◆ Short task ◆
Only the lines holding the string "Directories" are needed. Copy each one.

◆ Exercise material ◆

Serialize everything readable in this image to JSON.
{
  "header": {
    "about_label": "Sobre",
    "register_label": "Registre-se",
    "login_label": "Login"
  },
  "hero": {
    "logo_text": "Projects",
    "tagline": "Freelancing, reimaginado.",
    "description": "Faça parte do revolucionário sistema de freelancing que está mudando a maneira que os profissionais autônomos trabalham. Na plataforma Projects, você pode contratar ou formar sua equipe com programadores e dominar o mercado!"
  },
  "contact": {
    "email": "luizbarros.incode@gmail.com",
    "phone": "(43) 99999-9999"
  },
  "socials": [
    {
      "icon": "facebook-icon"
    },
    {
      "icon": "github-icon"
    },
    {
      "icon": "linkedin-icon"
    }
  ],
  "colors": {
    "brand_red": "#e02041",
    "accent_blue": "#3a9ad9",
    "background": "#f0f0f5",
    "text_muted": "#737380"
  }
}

* * *

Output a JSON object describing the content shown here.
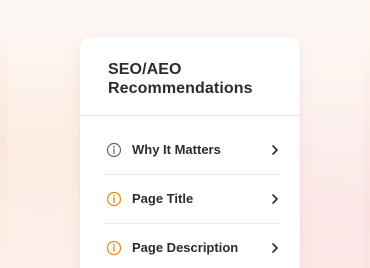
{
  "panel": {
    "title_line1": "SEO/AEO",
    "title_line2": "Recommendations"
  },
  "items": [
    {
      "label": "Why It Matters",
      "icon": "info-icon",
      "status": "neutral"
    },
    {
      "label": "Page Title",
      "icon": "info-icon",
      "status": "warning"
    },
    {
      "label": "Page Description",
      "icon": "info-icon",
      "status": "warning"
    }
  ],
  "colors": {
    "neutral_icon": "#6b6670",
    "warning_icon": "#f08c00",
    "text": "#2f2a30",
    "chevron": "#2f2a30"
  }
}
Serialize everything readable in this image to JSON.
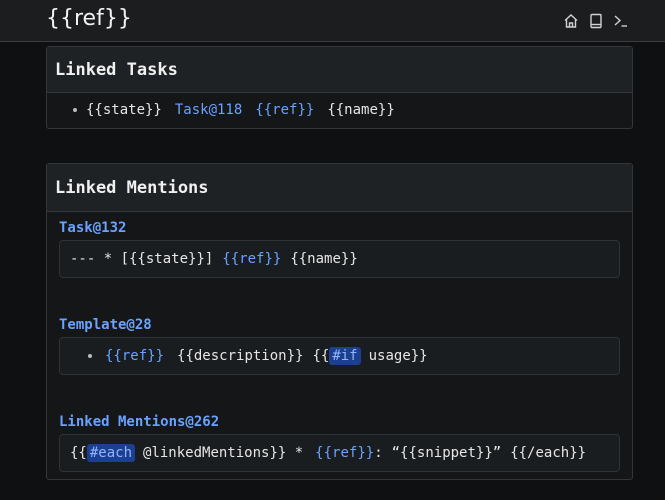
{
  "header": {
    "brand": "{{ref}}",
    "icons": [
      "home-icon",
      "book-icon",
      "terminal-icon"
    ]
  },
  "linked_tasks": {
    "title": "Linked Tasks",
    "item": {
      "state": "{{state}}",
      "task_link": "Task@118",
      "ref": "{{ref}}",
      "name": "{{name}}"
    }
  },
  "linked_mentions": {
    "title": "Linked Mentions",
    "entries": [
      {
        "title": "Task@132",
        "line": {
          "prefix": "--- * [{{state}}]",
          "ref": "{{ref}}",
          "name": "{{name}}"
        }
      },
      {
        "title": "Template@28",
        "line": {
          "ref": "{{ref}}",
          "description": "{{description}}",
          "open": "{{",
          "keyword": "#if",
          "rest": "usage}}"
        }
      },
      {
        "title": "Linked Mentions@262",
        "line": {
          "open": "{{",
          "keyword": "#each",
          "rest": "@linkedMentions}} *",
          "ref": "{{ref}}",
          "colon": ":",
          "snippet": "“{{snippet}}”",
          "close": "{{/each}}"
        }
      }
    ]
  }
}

--

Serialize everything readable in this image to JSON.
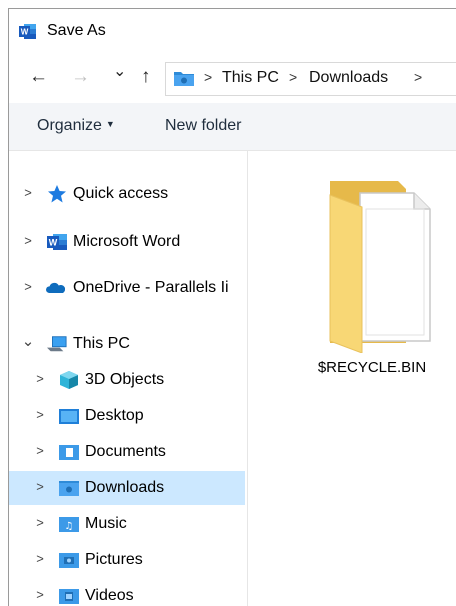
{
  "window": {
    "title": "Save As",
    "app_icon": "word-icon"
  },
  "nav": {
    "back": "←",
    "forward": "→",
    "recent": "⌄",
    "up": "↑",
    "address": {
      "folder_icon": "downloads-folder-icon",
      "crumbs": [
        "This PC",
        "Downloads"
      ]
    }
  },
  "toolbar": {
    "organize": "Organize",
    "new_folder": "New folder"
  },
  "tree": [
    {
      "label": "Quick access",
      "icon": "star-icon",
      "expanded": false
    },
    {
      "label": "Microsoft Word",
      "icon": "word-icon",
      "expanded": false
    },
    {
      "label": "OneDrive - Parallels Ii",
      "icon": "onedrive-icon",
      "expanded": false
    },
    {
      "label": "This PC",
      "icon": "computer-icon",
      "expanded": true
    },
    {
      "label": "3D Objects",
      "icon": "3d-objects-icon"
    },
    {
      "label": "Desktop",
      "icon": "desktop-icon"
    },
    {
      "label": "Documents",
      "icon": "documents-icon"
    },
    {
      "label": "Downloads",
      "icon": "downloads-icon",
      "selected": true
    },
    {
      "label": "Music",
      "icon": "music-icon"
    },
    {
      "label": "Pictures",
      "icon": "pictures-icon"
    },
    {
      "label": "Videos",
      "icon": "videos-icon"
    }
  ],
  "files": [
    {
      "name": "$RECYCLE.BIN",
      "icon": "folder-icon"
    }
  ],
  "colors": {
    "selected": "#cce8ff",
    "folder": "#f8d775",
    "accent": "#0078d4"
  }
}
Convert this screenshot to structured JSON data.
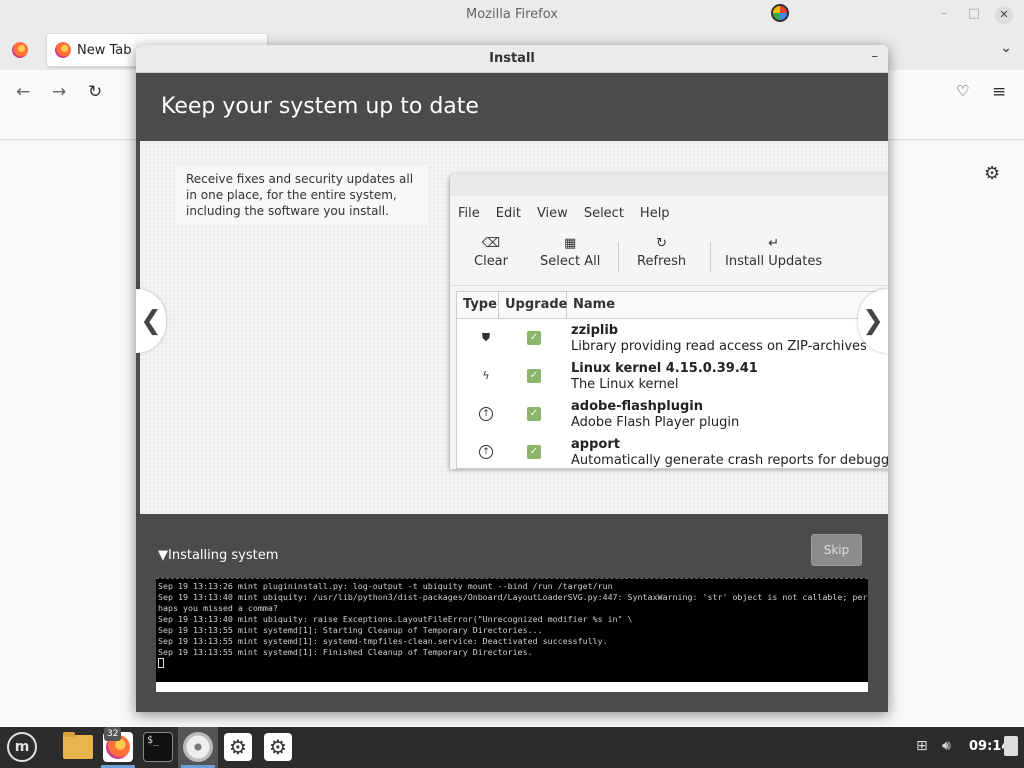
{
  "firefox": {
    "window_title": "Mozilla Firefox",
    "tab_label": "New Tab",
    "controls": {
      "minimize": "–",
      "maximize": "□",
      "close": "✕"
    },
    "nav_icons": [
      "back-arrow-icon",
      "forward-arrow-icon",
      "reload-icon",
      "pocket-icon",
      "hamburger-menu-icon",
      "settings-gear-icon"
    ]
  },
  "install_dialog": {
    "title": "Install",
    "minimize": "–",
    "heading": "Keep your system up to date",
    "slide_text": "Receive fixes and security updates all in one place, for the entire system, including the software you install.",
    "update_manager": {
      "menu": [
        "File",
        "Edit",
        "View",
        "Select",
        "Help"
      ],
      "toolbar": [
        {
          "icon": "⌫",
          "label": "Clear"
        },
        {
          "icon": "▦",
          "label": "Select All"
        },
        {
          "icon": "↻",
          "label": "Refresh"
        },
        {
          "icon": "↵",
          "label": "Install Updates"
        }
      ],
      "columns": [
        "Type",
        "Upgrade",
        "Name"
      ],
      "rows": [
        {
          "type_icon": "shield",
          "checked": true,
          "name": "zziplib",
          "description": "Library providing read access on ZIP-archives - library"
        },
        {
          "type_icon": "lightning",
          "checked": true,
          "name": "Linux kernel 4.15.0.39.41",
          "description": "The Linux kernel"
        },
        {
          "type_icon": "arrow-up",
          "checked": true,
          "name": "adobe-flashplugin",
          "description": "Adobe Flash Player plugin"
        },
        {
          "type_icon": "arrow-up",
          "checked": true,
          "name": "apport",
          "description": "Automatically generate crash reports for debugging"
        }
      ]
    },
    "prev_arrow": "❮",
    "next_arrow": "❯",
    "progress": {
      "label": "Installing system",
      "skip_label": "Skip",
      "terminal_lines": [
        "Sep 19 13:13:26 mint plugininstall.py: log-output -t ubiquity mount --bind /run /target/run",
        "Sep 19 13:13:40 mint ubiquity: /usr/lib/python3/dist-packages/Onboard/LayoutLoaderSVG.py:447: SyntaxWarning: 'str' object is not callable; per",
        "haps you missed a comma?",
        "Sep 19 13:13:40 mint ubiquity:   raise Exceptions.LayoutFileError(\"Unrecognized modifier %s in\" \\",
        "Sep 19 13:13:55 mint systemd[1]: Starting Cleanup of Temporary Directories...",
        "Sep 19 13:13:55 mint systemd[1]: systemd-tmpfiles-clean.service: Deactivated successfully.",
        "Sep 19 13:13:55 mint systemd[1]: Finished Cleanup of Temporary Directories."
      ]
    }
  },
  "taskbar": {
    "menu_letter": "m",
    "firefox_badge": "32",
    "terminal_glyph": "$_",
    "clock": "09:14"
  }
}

◆ Exercise response ◆
        "Sep 19 13:13:55 mint systemd[1]: Starting Cleanup of Temporary Directories...",
        "Sep 19 13:13:55 mint systemd[1]: Finished Cleanup of Temporary Directories."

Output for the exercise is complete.